Task: Determine how many lines contain the string "thời". Reply with that figure and nothing else.

Material:

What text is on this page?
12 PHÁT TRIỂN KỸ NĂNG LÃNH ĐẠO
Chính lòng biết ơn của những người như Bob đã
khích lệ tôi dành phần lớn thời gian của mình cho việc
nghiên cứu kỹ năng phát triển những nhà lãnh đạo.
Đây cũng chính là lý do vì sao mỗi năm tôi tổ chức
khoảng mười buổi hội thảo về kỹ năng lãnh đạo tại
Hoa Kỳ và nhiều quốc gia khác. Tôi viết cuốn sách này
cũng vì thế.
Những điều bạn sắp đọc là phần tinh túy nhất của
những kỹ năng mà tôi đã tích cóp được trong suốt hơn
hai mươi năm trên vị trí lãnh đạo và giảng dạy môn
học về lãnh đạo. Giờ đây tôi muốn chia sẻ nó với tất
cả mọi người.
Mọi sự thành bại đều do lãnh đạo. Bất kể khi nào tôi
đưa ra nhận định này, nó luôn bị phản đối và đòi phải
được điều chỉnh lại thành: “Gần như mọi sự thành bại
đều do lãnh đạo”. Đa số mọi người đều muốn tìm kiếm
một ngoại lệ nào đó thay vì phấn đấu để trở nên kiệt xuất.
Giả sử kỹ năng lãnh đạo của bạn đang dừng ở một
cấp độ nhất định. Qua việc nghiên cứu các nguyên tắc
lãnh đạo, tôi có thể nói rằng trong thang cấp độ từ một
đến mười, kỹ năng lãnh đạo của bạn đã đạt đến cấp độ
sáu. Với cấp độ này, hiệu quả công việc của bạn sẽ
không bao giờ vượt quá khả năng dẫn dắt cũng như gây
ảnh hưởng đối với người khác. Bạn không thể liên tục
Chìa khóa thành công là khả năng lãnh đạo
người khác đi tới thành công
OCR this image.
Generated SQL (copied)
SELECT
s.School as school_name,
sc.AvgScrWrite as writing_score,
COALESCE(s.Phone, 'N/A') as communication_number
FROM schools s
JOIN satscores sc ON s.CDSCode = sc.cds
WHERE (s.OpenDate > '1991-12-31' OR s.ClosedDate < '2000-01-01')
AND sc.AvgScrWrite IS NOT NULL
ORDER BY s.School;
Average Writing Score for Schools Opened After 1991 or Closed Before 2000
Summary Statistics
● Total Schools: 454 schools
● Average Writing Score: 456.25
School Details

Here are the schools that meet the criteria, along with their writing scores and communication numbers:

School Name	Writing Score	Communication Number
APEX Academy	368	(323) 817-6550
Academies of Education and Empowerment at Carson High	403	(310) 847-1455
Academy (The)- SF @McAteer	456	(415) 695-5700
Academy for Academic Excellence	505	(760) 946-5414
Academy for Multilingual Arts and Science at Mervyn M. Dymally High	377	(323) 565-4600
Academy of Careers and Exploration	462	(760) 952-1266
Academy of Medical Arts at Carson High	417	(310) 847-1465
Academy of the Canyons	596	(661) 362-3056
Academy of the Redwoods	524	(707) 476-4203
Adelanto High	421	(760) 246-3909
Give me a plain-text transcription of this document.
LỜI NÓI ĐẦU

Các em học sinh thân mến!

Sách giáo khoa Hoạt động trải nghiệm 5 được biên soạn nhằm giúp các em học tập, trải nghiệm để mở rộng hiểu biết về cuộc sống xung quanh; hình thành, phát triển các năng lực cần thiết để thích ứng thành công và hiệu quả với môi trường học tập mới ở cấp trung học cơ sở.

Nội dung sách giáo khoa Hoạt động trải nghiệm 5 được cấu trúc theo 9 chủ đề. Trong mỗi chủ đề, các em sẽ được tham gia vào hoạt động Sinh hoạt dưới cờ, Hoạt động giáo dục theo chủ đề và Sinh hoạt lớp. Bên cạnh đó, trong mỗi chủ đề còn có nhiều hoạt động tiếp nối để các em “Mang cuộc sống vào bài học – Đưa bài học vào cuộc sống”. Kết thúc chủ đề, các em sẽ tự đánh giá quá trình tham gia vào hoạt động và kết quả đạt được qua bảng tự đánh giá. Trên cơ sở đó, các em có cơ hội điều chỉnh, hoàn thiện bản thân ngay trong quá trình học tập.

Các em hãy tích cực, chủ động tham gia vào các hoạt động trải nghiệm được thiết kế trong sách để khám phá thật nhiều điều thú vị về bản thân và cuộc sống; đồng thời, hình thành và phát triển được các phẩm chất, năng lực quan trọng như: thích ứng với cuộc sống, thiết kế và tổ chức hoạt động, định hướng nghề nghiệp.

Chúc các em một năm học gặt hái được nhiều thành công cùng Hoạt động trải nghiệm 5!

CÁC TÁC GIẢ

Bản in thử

Answer for this exercise: 2